Collected data
_ _ _ _ _
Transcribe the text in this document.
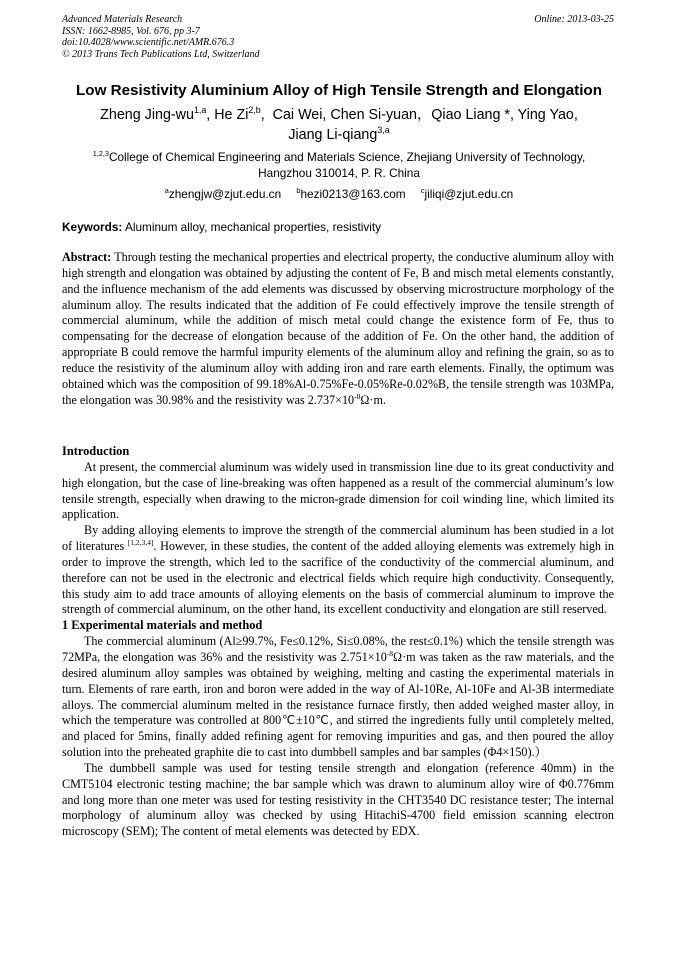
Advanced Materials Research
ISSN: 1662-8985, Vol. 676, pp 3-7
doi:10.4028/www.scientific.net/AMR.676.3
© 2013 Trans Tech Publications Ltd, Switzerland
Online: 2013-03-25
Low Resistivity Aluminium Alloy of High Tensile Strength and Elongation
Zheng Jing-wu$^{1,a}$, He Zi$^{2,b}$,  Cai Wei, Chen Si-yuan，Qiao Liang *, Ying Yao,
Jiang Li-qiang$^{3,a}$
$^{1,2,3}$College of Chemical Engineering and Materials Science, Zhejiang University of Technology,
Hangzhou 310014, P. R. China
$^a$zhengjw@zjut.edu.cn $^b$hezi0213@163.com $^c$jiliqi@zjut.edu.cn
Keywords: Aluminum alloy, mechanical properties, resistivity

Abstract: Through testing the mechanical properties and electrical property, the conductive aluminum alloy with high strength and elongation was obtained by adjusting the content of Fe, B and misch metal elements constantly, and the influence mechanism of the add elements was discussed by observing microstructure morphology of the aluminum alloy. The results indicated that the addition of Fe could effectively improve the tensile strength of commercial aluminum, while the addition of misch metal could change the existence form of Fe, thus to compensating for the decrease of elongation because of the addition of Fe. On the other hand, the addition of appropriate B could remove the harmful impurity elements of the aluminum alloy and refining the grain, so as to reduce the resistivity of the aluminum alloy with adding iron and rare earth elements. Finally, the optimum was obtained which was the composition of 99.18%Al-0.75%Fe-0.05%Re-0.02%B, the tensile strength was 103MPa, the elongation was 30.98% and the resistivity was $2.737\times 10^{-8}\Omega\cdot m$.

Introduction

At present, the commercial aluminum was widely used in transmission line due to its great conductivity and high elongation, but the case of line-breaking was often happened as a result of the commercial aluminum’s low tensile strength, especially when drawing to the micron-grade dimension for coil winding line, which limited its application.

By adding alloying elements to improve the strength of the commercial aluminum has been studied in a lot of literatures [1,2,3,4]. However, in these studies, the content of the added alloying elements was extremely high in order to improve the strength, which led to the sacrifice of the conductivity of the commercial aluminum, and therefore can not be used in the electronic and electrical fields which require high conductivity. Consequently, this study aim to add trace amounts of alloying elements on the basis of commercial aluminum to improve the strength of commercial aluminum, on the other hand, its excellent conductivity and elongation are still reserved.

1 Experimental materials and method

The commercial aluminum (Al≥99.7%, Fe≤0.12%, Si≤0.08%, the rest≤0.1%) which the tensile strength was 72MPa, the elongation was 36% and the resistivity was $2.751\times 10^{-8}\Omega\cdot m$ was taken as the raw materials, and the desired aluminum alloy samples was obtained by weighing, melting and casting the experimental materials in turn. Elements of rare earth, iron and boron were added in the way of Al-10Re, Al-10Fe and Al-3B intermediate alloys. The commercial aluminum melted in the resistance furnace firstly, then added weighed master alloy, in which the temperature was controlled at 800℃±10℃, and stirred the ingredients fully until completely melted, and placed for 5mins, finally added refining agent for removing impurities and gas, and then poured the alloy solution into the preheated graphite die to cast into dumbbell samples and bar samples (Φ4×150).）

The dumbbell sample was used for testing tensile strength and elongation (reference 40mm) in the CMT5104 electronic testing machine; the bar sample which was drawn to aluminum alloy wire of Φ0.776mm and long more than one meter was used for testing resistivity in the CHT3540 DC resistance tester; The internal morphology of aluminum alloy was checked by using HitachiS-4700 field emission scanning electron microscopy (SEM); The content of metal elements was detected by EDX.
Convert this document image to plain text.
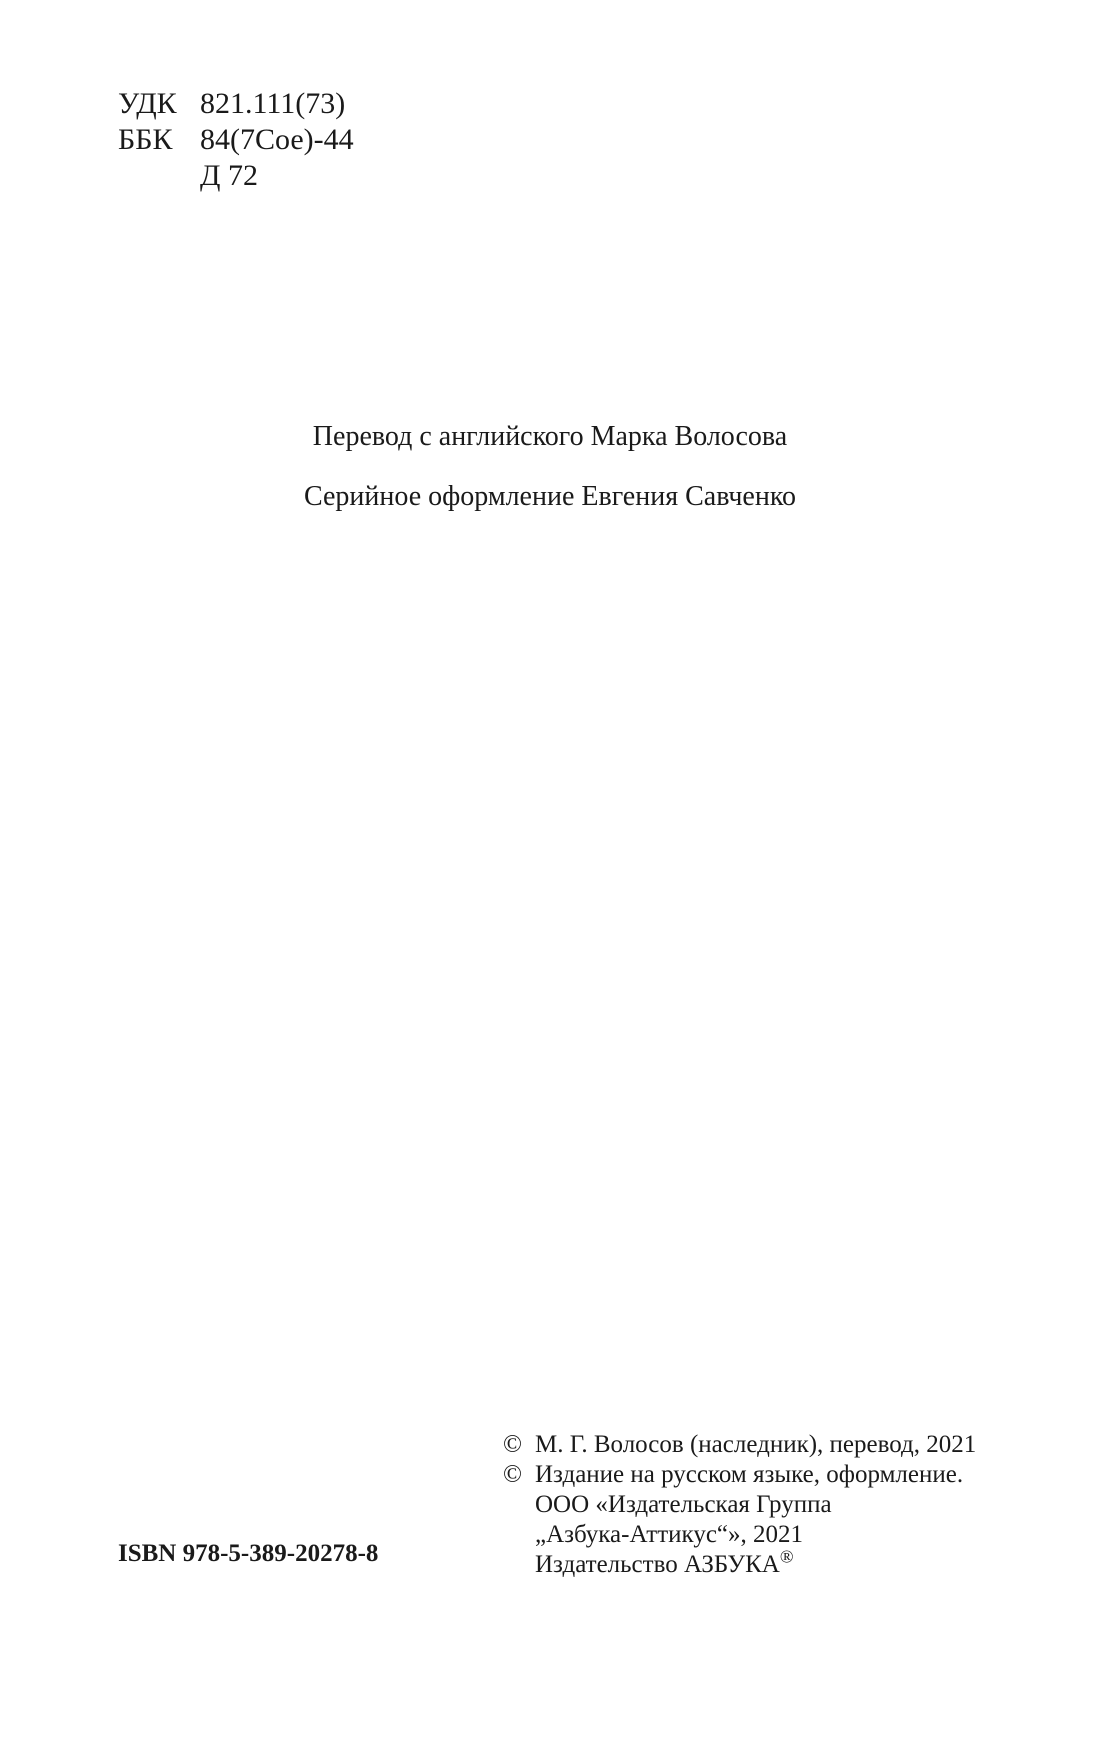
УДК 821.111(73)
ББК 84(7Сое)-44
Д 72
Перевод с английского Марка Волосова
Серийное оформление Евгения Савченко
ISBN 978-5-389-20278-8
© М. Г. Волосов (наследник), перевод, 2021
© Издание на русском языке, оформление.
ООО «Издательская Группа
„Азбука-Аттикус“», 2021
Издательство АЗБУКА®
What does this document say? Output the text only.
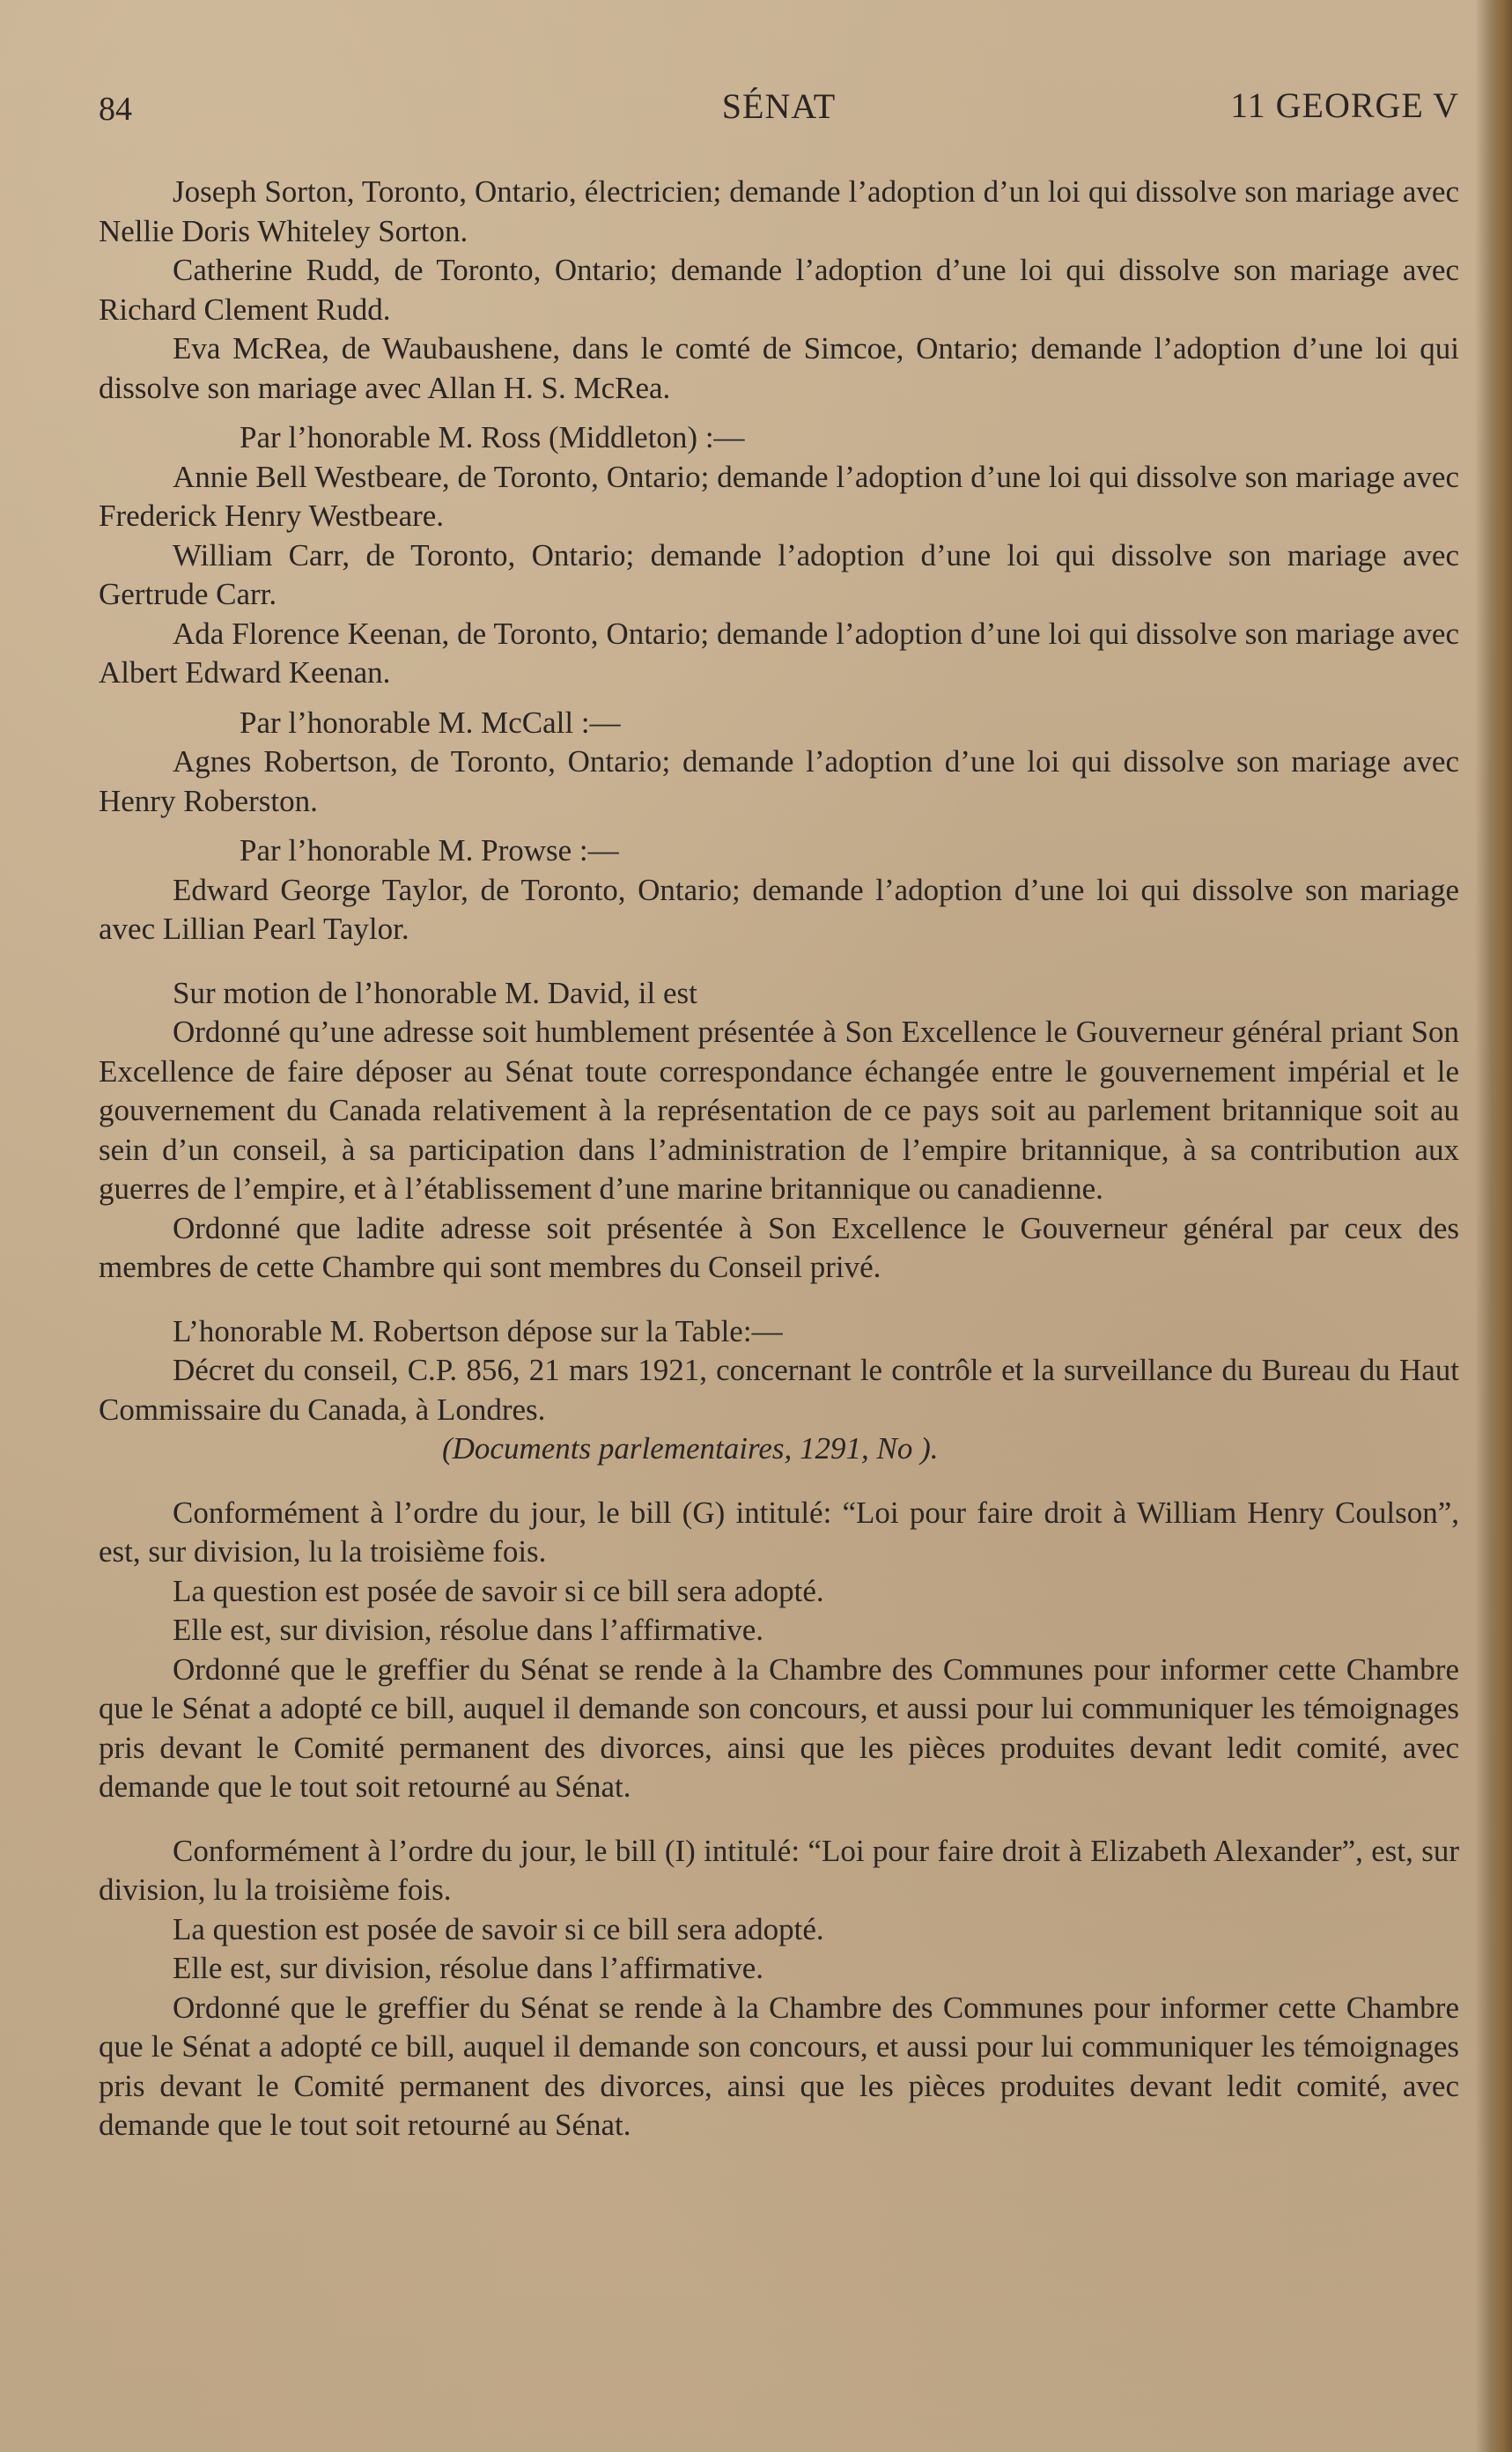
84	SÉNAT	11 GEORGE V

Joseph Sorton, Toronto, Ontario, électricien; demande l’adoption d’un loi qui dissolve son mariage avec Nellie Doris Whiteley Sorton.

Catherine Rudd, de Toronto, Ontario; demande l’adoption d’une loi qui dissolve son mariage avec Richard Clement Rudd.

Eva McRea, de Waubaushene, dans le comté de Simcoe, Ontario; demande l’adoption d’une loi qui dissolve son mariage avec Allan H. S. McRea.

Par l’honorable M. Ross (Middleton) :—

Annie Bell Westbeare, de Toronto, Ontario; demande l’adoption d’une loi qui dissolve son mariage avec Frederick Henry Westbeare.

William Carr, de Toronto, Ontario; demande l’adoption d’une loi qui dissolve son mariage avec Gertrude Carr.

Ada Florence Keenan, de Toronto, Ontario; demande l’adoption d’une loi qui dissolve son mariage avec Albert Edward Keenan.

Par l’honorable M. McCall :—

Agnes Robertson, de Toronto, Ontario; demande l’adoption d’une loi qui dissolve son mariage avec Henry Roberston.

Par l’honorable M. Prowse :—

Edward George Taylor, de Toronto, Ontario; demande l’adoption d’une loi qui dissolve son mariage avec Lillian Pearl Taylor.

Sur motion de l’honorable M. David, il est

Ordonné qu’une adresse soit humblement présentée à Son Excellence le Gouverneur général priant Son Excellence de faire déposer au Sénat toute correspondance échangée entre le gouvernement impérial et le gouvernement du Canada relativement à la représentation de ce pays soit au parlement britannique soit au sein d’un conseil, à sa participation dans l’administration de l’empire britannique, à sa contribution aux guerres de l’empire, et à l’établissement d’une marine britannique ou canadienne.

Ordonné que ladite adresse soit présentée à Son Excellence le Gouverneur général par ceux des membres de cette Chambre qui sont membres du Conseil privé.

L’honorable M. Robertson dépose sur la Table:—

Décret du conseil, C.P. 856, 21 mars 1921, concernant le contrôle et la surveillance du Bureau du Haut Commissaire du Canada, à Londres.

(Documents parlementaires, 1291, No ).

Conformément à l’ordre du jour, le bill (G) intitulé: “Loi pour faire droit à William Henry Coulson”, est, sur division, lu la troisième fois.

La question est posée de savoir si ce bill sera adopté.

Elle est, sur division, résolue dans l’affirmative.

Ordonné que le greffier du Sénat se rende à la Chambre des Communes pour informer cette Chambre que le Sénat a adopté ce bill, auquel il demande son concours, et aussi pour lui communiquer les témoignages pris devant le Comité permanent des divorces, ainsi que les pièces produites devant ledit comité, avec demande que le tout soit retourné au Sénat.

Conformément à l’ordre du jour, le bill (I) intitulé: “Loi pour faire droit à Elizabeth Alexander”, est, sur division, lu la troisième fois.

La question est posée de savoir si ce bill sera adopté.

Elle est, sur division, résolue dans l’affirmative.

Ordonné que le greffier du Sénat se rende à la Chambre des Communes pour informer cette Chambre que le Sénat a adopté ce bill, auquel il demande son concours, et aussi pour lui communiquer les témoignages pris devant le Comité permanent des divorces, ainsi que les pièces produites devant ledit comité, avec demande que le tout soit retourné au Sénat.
_ _ _ _ _
Short problem
Which lines hold the word "honorable"? Show each one.

Written answer
Par l’honorable M. Ross (Middleton) :—
Par l’honorable M. McCall :—
Par l’honorable M. Prowse :—
Sur motion de l’honorable M. David, il est
L’honorable M. Robertson dépose sur la Table:—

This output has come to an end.